(GOAL OF THE EXERCISE):
Report all lines of the records that contain "JSON".

Items from a figure collection
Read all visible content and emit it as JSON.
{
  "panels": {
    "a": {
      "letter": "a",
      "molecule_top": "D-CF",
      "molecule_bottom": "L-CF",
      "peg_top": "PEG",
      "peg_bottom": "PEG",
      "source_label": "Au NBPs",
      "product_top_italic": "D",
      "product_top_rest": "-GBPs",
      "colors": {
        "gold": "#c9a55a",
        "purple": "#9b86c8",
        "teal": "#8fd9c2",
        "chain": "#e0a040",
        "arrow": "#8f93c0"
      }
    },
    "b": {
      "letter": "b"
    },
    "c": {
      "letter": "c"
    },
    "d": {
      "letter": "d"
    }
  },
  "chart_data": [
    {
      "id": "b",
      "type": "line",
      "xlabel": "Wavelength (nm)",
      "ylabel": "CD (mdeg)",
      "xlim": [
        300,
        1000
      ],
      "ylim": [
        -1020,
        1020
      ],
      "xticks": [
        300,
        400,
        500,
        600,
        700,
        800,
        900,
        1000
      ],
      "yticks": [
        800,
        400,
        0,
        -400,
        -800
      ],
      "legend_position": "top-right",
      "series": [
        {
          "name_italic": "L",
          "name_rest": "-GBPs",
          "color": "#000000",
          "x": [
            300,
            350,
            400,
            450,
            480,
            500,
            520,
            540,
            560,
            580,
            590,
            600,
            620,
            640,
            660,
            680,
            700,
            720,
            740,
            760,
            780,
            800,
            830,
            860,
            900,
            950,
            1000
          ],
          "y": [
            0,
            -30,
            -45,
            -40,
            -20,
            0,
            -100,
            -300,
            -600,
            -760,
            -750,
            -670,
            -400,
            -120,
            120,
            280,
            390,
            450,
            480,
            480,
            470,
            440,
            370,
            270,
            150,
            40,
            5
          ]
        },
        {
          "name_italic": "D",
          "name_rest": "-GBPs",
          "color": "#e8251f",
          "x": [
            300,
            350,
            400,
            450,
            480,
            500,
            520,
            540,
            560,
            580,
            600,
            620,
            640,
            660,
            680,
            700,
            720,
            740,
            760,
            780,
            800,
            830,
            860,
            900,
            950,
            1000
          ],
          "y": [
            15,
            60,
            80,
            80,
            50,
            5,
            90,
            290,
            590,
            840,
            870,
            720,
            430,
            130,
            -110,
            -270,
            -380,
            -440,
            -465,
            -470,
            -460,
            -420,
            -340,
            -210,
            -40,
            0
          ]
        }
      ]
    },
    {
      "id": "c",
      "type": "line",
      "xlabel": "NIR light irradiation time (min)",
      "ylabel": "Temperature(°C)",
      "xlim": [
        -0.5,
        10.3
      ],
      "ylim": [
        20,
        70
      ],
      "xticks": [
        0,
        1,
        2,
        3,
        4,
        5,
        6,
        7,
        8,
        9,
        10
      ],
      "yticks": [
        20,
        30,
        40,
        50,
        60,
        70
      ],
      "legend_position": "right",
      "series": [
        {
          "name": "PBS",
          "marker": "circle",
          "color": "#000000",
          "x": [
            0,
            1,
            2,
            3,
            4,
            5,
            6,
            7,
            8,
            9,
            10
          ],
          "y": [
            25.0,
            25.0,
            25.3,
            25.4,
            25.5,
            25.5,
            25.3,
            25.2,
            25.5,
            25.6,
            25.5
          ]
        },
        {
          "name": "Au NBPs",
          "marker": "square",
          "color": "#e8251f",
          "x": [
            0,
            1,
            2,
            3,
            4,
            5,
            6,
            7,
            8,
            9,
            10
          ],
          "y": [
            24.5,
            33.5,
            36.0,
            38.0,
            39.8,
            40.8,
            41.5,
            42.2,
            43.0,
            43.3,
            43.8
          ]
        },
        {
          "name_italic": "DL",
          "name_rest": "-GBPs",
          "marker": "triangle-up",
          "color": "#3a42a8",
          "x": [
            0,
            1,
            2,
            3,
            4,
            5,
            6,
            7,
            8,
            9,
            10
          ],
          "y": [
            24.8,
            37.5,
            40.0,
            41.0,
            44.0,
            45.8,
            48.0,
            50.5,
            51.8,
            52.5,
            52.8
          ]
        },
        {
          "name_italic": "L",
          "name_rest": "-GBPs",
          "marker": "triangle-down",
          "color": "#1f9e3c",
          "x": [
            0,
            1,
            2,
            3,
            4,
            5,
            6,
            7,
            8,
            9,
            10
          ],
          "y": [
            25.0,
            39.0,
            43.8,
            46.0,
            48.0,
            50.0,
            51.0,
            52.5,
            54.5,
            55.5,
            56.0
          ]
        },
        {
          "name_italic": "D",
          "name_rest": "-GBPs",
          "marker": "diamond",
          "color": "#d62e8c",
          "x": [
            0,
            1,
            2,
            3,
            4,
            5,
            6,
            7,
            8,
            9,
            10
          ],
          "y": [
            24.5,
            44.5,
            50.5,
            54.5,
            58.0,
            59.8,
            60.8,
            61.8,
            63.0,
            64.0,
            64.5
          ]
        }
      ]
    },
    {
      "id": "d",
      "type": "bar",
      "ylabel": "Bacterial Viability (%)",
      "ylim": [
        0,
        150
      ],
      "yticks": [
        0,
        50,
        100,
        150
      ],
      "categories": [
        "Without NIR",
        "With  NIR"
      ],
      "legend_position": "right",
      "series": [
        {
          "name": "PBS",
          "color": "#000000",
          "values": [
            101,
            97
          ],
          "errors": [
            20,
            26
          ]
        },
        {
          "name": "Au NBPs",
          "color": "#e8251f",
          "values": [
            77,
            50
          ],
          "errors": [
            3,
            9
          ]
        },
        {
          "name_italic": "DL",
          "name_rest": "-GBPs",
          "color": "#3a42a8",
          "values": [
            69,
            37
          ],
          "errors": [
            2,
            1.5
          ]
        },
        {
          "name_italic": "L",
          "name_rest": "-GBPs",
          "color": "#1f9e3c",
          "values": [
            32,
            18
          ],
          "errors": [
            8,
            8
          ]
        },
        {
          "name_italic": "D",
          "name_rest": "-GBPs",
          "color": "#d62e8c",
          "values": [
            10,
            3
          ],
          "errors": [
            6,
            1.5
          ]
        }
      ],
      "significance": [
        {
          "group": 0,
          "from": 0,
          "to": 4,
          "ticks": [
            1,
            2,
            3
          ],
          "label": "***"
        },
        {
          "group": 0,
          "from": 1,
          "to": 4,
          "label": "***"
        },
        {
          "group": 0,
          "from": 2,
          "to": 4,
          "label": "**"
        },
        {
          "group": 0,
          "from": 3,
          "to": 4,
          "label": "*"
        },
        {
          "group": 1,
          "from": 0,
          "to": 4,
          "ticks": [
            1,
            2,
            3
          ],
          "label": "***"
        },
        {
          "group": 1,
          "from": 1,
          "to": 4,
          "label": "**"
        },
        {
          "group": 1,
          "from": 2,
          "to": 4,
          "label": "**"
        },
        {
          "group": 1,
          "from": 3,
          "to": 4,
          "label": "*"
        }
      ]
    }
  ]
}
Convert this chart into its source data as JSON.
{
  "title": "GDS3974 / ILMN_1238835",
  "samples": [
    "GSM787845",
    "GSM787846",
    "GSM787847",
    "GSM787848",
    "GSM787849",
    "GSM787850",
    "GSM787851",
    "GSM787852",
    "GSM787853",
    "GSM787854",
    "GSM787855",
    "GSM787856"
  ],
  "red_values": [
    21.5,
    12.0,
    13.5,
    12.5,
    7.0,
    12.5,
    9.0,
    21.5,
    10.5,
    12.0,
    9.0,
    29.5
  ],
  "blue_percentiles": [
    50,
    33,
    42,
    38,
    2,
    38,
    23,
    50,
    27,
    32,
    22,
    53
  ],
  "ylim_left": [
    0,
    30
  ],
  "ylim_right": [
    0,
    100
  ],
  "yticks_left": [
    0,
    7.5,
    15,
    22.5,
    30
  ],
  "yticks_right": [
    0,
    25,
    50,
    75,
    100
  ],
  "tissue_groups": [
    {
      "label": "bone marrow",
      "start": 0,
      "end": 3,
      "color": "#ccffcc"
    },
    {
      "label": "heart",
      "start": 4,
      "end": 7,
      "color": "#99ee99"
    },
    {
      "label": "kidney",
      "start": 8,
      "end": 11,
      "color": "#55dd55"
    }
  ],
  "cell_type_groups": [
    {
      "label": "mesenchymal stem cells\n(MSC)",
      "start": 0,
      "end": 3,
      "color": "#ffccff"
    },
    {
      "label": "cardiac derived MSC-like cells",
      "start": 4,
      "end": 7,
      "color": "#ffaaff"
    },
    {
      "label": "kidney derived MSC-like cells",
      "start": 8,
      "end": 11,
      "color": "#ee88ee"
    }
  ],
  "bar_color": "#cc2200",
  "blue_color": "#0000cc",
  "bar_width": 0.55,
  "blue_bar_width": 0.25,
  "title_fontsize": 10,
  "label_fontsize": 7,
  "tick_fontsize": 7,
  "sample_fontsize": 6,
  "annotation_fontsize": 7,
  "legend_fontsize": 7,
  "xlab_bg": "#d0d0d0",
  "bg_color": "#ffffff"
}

(RESPONSE):
Read all visible content and emit it as JSON.
Convert this chart into its source data as JSON.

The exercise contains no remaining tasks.